### EXCERPTED RECORDS
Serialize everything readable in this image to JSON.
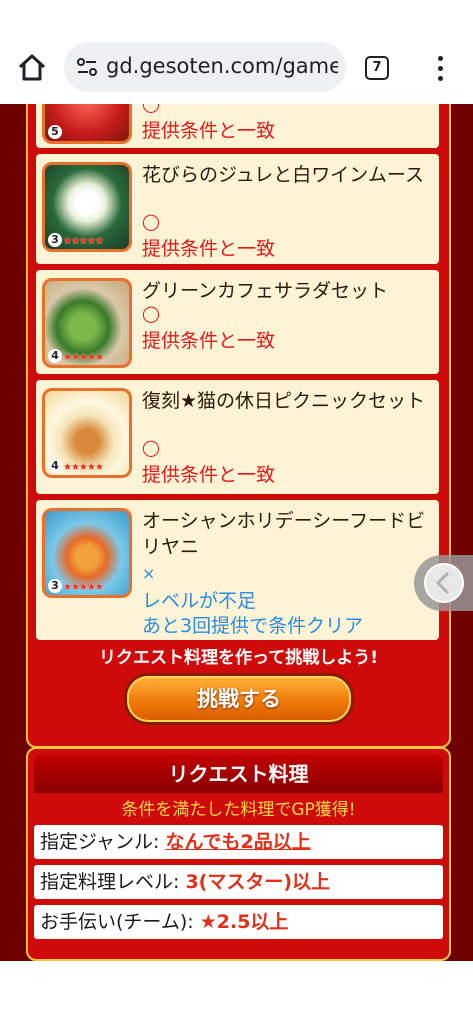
{
  "browser": {
    "url": "gd.gesoten.com/games",
    "tab_count": "7",
    "icons": [
      "home-icon",
      "site-settings-icon",
      "more-vert-icon"
    ]
  },
  "items": [
    {
      "name": "",
      "level": "5",
      "stars": "★★★★★",
      "mark": "◯",
      "status": "提供条件と一致"
    },
    {
      "name": "花びらのジュレと白ワインムース",
      "level": "3",
      "stars": "★★★★★",
      "mark": "◯",
      "status": "提供条件と一致"
    },
    {
      "name": "グリーンカフェサラダセット",
      "level": "4",
      "stars": "★★★★★",
      "mark": "◯",
      "status": "提供条件と一致"
    },
    {
      "name": "復刻★猫の休日ピクニックセット",
      "level": "4",
      "stars": "★★★★★",
      "mark": "◯",
      "status": "提供条件と一致"
    },
    {
      "name": "オーシャンホリデーシーフードビリヤニ",
      "level": "3",
      "stars": "★★★★★",
      "mark": "×",
      "status": "レベルが不足",
      "hint": "あと3回提供で条件クリア"
    }
  ],
  "cta": {
    "text": "リクエスト料理を作って挑戦しよう!",
    "button": "挑戦する"
  },
  "request": {
    "title": "リクエスト料理",
    "subtitle": "条件を満たした料理でGP獲得!",
    "rows": [
      {
        "label": "指定ジャンル:",
        "value": "なんでも2品以上"
      },
      {
        "label": "指定料理レベル:",
        "value": "3(マスター)以上"
      },
      {
        "label": "お手伝い(チーム):",
        "value": "★2.5以上"
      }
    ]
  },
  "colors": {
    "panel": "#cf0a0a",
    "border": "#f2c83a",
    "card": "#fff3d6",
    "ok": "#e01a1a",
    "ng": "#2a8de0"
  }
}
######
WHAT IS EXPECTED
Select, from the listing, all lines that include the word "value".

SOLUTION TO THE EXERCISE
        "value": "なんでも2品以上"
        "value": "3(マスター)以上"
        "value": "★2.5以上"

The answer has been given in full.